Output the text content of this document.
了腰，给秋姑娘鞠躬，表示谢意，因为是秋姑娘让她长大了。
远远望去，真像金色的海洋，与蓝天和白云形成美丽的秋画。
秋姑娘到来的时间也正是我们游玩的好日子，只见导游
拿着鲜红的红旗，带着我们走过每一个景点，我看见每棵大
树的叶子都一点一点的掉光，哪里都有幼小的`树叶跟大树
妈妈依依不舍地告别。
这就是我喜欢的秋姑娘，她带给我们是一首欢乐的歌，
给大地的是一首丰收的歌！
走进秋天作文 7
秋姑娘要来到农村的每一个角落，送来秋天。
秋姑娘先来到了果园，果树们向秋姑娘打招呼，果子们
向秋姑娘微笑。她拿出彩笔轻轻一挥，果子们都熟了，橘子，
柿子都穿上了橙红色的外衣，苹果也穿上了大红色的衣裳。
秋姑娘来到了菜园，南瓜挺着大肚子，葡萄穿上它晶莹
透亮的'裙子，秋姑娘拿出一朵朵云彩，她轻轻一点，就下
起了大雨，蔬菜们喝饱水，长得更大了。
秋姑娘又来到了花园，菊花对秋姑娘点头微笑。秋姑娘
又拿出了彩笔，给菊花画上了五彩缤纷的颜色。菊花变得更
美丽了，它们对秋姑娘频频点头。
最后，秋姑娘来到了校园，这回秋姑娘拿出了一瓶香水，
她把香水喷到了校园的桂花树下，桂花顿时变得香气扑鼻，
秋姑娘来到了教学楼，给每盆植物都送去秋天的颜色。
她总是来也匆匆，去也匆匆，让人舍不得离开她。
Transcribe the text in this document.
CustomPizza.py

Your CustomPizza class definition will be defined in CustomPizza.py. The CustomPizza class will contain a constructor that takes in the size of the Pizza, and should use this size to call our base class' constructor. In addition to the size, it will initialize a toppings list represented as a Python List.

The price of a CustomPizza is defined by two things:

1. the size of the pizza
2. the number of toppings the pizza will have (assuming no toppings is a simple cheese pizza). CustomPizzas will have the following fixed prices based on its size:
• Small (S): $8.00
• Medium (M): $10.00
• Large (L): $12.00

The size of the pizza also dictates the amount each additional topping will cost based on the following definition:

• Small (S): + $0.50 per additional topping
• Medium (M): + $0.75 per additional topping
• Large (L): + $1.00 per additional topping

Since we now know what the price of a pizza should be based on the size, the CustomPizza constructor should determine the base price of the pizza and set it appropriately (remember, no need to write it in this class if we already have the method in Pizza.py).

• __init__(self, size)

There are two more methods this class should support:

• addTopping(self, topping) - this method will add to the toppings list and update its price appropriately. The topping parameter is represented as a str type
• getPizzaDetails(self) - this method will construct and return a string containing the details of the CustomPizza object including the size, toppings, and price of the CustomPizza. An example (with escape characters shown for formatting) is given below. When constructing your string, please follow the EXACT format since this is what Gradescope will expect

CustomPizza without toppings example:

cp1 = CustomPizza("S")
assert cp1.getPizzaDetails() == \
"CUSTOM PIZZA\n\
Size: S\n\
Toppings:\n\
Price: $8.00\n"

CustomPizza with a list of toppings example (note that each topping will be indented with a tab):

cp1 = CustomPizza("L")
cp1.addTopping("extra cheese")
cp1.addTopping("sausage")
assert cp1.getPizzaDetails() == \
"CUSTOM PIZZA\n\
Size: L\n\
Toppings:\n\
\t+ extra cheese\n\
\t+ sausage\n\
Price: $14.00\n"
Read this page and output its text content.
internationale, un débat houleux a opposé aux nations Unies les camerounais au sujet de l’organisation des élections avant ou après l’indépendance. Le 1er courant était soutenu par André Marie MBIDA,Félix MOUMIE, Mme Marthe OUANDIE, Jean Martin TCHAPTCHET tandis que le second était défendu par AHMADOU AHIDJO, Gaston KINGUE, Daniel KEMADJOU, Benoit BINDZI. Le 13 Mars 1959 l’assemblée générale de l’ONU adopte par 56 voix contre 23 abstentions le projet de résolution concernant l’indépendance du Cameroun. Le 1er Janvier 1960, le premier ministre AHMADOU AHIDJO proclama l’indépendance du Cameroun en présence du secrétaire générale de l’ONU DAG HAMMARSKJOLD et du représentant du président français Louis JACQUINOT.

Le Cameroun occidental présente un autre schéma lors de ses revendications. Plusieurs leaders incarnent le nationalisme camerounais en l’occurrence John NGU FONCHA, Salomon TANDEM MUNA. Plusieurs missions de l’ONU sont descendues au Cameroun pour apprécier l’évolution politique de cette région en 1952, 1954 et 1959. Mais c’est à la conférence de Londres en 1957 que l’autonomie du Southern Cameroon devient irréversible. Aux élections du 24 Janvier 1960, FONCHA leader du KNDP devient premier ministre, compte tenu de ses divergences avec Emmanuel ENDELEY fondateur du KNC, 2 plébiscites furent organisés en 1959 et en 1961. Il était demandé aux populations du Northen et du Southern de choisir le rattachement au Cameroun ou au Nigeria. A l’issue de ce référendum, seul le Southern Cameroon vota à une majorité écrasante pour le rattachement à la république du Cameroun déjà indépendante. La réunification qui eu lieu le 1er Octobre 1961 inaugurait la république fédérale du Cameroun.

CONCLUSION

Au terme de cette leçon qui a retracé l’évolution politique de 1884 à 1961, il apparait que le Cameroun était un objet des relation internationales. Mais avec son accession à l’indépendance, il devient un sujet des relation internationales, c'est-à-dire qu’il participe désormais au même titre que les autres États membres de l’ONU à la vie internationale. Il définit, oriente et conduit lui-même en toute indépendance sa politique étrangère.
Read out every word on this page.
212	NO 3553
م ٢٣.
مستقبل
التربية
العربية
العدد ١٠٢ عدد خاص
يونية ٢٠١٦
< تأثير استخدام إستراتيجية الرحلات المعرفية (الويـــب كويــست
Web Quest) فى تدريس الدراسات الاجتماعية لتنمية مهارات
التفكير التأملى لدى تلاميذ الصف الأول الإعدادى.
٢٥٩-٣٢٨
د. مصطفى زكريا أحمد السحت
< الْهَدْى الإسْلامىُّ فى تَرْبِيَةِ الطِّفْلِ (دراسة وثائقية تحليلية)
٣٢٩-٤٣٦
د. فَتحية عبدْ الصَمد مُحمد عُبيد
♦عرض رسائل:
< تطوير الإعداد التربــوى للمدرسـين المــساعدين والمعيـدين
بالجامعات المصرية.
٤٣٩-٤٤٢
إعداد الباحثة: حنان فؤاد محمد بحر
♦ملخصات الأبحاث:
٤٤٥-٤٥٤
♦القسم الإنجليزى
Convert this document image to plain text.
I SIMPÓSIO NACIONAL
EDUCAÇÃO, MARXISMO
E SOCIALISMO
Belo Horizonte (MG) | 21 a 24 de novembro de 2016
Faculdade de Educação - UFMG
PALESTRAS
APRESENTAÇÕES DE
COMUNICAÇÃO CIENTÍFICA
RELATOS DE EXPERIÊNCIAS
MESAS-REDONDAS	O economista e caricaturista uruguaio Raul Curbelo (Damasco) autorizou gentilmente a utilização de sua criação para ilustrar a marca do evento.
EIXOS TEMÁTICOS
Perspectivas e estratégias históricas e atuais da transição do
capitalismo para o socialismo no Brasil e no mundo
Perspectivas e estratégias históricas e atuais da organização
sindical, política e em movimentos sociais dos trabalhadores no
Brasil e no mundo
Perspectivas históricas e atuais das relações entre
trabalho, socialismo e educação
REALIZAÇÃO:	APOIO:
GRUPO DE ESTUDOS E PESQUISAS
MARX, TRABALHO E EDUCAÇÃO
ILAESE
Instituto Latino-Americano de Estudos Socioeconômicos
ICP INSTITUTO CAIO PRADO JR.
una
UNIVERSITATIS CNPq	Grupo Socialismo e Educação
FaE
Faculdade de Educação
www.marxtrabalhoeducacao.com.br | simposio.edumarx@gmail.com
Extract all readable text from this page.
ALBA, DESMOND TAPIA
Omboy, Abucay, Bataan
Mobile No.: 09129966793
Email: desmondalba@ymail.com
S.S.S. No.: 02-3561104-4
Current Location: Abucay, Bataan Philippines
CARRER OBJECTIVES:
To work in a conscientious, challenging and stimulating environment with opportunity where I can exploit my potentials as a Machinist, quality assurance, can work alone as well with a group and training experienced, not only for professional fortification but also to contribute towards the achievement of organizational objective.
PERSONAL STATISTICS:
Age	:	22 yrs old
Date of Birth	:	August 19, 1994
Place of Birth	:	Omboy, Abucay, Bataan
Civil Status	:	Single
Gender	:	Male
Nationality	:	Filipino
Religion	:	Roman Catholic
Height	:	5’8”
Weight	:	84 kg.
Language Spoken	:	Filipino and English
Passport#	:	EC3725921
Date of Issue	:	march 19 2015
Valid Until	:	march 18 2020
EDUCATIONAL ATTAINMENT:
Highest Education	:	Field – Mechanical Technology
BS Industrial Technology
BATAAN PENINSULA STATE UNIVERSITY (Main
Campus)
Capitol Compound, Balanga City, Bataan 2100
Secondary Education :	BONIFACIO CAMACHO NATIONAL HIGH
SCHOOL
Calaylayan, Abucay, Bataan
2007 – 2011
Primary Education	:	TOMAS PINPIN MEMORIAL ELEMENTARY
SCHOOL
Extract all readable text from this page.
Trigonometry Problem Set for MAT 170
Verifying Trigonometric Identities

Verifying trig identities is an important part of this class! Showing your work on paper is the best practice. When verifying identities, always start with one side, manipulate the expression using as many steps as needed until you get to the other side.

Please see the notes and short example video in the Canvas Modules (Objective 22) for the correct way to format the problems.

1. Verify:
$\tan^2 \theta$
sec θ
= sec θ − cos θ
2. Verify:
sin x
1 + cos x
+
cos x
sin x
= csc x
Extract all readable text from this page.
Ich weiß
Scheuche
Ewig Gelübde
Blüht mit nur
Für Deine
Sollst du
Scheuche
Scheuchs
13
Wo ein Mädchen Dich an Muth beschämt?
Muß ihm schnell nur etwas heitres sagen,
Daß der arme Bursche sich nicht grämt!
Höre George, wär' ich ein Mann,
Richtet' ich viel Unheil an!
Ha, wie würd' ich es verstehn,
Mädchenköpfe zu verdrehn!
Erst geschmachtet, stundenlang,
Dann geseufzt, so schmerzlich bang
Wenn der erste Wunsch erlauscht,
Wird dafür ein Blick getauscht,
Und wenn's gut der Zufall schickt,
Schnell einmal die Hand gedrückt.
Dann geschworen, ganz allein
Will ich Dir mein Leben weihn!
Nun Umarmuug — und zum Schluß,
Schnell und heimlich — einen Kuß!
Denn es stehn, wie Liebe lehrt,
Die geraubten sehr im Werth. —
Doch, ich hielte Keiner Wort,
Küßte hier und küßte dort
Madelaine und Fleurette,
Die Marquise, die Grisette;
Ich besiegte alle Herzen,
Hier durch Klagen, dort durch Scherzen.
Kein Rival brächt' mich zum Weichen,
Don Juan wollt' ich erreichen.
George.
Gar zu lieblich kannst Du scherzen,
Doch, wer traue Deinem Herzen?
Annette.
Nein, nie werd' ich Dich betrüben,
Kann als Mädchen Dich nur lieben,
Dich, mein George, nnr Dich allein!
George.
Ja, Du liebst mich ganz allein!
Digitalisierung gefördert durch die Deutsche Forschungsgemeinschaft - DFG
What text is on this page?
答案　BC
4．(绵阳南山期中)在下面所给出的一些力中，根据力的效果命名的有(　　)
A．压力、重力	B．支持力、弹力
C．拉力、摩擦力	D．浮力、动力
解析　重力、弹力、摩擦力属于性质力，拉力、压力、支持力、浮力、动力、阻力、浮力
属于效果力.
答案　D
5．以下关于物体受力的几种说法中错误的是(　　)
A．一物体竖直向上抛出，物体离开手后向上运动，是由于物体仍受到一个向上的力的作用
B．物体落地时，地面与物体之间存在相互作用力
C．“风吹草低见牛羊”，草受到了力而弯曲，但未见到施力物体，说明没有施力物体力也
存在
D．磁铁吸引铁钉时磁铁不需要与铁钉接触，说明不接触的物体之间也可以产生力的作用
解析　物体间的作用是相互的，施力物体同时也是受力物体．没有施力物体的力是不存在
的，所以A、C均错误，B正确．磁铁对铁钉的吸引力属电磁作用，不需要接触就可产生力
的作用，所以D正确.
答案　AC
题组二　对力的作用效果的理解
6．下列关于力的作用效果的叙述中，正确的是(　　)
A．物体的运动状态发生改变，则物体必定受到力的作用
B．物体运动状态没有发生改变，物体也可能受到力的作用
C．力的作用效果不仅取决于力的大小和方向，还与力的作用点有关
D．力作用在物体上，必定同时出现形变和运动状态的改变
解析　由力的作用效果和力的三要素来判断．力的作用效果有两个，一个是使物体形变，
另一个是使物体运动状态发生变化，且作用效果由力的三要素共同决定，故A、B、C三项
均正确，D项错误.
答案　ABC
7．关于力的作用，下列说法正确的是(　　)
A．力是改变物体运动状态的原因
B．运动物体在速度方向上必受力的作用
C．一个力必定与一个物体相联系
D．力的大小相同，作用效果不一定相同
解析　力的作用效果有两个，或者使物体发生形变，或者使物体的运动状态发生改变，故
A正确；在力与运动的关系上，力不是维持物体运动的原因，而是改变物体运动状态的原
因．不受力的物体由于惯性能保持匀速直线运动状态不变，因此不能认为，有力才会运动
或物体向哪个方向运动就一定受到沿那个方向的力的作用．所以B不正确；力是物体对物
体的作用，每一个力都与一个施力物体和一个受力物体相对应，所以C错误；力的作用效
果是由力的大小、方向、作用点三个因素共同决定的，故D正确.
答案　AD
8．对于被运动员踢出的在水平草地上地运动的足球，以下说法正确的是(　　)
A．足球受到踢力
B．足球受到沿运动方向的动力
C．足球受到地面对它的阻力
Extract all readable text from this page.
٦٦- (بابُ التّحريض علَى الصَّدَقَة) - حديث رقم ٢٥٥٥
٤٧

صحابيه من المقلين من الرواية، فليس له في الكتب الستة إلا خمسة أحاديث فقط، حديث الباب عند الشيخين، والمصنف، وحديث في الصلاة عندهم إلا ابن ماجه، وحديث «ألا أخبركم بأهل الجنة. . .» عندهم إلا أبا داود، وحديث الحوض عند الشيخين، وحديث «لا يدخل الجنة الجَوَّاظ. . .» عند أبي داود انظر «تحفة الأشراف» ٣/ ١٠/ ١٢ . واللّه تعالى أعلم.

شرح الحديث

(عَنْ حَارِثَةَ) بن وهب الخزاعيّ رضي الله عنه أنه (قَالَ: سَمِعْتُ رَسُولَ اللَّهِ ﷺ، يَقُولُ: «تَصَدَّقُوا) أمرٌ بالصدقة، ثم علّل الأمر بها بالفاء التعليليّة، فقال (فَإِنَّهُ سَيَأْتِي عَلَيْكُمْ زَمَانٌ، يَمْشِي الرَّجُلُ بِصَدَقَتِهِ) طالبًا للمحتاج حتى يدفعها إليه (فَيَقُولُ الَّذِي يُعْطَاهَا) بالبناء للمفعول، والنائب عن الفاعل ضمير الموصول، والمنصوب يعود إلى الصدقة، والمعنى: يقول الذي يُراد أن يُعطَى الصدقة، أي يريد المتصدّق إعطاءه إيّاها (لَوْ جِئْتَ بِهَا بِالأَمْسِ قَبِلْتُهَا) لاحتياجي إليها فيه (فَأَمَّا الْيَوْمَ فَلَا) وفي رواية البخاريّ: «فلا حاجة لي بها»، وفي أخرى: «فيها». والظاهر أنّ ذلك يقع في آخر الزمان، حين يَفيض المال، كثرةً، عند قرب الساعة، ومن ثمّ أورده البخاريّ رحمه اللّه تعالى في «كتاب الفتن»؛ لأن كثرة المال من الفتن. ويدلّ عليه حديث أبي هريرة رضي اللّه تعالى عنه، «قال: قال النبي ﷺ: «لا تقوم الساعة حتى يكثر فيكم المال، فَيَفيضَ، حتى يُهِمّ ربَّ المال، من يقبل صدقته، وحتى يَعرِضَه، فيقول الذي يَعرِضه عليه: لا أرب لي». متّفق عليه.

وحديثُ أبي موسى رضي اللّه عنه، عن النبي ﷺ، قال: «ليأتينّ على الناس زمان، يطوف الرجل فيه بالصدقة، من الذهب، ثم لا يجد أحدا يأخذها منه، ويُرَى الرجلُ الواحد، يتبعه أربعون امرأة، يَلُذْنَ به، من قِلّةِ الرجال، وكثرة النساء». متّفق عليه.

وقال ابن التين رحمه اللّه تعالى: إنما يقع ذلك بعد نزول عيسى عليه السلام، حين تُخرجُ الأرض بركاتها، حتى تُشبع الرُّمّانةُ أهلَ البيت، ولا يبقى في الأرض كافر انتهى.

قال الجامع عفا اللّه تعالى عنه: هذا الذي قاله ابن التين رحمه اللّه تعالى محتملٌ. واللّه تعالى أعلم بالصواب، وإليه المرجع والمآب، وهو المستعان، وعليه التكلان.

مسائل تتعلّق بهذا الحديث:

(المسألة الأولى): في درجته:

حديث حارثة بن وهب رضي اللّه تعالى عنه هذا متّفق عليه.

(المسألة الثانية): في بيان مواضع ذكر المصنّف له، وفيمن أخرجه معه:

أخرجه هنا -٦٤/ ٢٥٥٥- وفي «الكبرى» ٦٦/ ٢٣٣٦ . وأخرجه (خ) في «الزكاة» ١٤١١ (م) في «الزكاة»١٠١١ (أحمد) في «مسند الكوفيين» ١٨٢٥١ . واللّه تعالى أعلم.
● ● ●
◆ WORK INSTRUCTIONS:
Read through the lines above and collect those that contain the string "Dann".

◆ OUTPUT BELOW:
Dann geseufzt, so schmerzlich bang
Dann geschworen, ganz allein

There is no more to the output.